=== Exercise objective ===
The listing below is the input. Say how many of its lines contain "пароль", giving the number alone.

=== Provided entries ===
+ + + + +

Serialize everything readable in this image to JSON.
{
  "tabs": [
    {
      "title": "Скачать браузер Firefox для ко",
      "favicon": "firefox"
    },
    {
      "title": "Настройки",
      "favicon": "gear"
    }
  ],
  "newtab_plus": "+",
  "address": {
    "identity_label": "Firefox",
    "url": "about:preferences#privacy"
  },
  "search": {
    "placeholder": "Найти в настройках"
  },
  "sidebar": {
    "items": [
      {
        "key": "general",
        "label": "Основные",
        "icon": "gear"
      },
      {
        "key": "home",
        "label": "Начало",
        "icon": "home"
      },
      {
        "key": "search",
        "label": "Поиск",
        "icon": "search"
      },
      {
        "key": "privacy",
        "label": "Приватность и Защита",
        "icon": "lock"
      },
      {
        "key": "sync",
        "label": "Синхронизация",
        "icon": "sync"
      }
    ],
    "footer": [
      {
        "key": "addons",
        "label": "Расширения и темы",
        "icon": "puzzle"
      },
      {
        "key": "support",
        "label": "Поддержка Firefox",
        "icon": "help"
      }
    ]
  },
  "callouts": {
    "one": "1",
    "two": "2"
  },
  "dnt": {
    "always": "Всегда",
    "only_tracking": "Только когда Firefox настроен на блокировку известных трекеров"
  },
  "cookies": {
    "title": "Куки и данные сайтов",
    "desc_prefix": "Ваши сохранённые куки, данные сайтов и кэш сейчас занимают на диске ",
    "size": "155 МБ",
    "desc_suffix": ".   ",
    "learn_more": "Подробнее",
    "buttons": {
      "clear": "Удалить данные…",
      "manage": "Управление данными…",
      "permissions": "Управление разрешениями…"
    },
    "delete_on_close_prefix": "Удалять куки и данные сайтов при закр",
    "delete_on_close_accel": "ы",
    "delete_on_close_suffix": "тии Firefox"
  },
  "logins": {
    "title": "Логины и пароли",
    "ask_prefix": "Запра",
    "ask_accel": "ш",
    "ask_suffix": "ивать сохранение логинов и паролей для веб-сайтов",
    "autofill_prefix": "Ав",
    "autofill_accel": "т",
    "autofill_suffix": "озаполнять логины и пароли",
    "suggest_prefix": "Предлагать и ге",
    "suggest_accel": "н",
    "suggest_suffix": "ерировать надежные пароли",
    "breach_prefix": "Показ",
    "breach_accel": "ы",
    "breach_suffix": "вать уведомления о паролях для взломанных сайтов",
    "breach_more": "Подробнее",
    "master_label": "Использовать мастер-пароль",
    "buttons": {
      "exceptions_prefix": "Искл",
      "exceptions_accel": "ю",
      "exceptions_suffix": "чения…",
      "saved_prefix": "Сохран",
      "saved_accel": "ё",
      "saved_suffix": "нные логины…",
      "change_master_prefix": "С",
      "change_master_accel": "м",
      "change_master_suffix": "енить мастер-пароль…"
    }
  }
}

+ + + + +

=== Final answer ===
2